| INPUT ROWS |
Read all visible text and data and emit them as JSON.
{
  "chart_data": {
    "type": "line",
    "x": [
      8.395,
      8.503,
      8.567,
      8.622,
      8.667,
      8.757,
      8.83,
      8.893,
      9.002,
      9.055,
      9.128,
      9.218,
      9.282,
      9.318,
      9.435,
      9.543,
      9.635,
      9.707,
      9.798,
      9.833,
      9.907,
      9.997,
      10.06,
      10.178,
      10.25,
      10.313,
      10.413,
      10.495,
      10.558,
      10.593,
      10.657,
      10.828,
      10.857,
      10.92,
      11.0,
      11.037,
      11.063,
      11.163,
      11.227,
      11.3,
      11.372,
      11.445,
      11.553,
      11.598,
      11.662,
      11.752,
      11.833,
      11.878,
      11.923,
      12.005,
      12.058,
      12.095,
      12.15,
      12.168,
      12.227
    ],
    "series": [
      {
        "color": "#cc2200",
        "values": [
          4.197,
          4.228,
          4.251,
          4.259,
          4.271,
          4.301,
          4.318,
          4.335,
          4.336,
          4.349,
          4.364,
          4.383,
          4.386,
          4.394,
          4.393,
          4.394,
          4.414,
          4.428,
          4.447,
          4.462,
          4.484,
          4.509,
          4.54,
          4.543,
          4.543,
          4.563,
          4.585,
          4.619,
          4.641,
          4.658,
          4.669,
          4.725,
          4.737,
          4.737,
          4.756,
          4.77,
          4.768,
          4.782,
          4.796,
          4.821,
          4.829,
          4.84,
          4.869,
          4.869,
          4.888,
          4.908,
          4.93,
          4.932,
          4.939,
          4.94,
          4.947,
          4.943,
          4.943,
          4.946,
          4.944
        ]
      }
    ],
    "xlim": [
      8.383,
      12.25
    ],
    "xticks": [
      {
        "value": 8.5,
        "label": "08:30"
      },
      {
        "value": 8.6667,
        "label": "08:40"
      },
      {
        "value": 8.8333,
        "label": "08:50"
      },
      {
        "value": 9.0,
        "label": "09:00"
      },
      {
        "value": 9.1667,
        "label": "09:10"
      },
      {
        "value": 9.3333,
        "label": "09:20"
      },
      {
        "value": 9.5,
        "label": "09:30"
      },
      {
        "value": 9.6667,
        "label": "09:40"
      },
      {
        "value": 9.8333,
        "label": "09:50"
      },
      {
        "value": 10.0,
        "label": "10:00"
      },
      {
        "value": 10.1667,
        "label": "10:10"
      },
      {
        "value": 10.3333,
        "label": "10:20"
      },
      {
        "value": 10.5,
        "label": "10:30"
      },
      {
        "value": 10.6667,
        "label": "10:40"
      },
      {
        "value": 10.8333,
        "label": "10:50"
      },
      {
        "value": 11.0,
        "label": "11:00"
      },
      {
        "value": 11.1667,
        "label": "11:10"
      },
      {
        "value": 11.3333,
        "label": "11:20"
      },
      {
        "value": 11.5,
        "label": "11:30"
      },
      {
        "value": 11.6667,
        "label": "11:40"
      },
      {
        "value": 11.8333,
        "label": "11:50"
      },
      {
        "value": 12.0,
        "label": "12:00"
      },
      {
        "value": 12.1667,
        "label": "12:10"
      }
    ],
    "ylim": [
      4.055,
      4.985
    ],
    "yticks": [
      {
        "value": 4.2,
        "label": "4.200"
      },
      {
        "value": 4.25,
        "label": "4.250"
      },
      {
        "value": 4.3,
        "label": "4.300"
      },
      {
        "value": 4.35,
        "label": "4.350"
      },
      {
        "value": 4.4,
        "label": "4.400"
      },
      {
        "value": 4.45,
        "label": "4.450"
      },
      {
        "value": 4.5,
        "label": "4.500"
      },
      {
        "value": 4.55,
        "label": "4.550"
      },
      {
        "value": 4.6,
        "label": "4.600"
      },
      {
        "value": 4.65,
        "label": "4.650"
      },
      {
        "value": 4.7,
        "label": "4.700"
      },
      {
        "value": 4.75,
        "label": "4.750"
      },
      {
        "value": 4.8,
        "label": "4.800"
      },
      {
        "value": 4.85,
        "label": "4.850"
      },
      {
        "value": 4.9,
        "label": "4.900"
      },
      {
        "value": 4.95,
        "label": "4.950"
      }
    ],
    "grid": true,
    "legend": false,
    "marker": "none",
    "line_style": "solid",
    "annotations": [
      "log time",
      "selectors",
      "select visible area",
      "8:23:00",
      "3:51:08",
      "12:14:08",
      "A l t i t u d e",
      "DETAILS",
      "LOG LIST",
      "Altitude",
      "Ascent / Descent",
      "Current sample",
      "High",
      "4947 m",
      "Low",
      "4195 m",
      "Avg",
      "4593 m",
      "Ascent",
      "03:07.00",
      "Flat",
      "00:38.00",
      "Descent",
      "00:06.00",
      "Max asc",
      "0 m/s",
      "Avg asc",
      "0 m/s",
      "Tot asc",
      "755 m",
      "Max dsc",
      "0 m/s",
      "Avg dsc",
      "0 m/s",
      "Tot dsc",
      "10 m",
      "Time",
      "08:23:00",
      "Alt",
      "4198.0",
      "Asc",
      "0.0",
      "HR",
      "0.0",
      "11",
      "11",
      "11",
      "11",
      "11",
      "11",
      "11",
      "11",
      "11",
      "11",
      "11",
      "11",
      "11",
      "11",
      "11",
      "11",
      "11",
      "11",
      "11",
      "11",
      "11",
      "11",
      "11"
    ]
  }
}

| DO THIS |
Every entry needs to be retyped exactly.

| THE ANSWER |
Read all visible text and data and emit them as JSON.
{
  "chart_data": {
    "type": "line",
    "x": [
      8.395,
      8.503,
      8.567,
      8.622,
      8.667,
      8.757,
      8.83,
      8.893,
      9.002,
      9.055,
      9.128,
      9.218,
      9.282,
      9.318,
      9.435,
      9.543,
      9.635,
      9.707,
      9.798,
      9.833,
      9.907,
      9.997,
      10.06,
      10.178,
      10.25,
      10.313,
      10.413,
      10.495,
      10.558,
      10.593,
      10.657,
      10.828,
      10.857,
      10.92,
      11.0,
      11.037,
      11.063,
      11.163,
      11.227,
      11.3,
      11.372,
      11.445,
      11.553,
      11.598,
      11.662,
      11.752,
      11.833,
      11.878,
      11.923,
      12.005,
      12.058,
      12.095,
      12.15,
      12.168,
      12.227
    ],
    "series": [
      {
        "color": "#cc2200",
        "values": [
          4.197,
          4.228,
          4.251,
          4.259,
          4.271,
          4.301,
          4.318,
          4.335,
          4.336,
          4.349,
          4.364,
          4.383,
          4.386,
          4.394,
          4.393,
          4.394,
          4.414,
          4.428,
          4.447,
          4.462,
          4.484,
          4.509,
          4.54,
          4.543,
          4.543,
          4.563,
          4.585,
          4.619,
          4.641,
          4.658,
          4.669,
          4.725,
          4.737,
          4.737,
          4.756,
          4.77,
          4.768,
          4.782,
          4.796,
          4.821,
          4.829,
          4.84,
          4.869,
          4.869,
          4.888,
          4.908,
          4.93,
          4.932,
          4.939,
          4.94,
          4.947,
          4.943,
          4.943,
          4.946,
          4.944
        ]
      }
    ],
    "xlim": [
      8.383,
      12.25
    ],
    "xticks": [
      {
        "value": 8.5,
        "label": "08:30"
      },
      {
        "value": 8.6667,
        "label": "08:40"
      },
      {
        "value": 8.8333,
        "label": "08:50"
      },
      {
        "value": 9.0,
        "label": "09:00"
      },
      {
        "value": 9.1667,
        "label": "09:10"
      },
      {
        "value": 9.3333,
        "label": "09:20"
      },
      {
        "value": 9.5,
        "label": "09:30"
      },
      {
        "value": 9.6667,
        "label": "09:40"
      },
      {
        "value": 9.8333,
        "label": "09:50"
      },
      {
        "value": 10.0,
        "label": "10:00"
      },
      {
        "value": 10.1667,
        "label": "10:10"
      },
      {
        "value": 10.3333,
        "label": "10:20"
      },
      {
        "value": 10.5,
        "label": "10:30"
      },
      {
        "value": 10.6667,
        "label": "10:40"
      },
      {
        "value": 10.8333,
        "label": "10:50"
      },
      {
        "value": 11.0,
        "label": "11:00"
      },
      {
        "value": 11.1667,
        "label": "11:10"
      },
      {
        "value": 11.3333,
        "label": "11:20"
      },
      {
        "value": 11.5,
        "label": "11:30"
      },
      {
        "value": 11.6667,
        "label": "11:40"
      },
      {
        "value": 11.8333,
        "label": "11:50"
      },
      {
        "value": 12.0,
        "label": "12:00"
      },
      {
        "value": 12.1667,
        "label": "12:10"
      }
    ],
    "ylim": [
      4.055,
      4.985
    ],
    "yticks": [
      {
        "value": 4.2,
        "label": "4.200"
      },
      {
        "value": 4.25,
        "label": "4.250"
      },
      {
        "value": 4.3,
        "label": "4.300"
      },
      {
        "value": 4.35,
        "label": "4.350"
      },
      {
        "value": 4.4,
        "label": "4.400"
      },
      {
        "value": 4.45,
        "label": "4.450"
      },
      {
        "value": 4.5,
        "label": "4.500"
      },
      {
        "value": 4.55,
        "label": "4.550"
      },
      {
        "value": 4.6,
        "label": "4.600"
      },
      {
        "value": 4.65,
        "label": "4.650"
      },
      {
        "value": 4.7,
        "label": "4.700"
      },
      {
        "value": 4.75,
        "label": "4.750"
      },
      {
        "value": 4.8,
        "label": "4.800"
      },
      {
        "value": 4.85,
        "label": "4.850"
      },
      {
        "value": 4.9,
        "label": "4.900"
      },
      {
        "value": 4.95,
        "label": "4.950"
      }
    ],
    "grid": true,
    "legend": false,
    "marker": "none",
    "line_style": "solid",
    "annotations": [
      "log time",
      "selectors",
      "select visible area",
      "8:23:00",
      "3:51:08",
      "12:14:08",
      "A l t i t u d e",
      "DETAILS",
      "LOG LIST",
      "Altitude",
      "Ascent / Descent",
      "Current sample",
      "High",
      "4947 m",
      "Low",
      "4195 m",
      "Avg",
      "4593 m",
      "Ascent",
      "03:07.00",
      "Flat",
      "00:38.00",
      "Descent",
      "00:06.00",
      "Max asc",
      "0 m/s",
      "Avg asc",
      "0 m/s",
      "Tot asc",
      "755 m",
      "Max dsc",
      "0 m/s",
      "Avg dsc",
      "0 m/s",
      "Tot dsc",
      "10 m",
      "Time",
      "08:23:00",
      "Alt",
      "4198.0",
      "Asc",
      "0.0",
      "HR",
      "0.0",
      "11",
      "11",
      "11",
      "11",
      "11",
      "11",
      "11",
      "11",
      "11",
      "11",
      "11",
      "11",
      "11",
      "11",
      "11",
      "11",
      "11",
      "11",
      "11",
      "11",
      "11",
      "11",
      "11"
    ]
  }
}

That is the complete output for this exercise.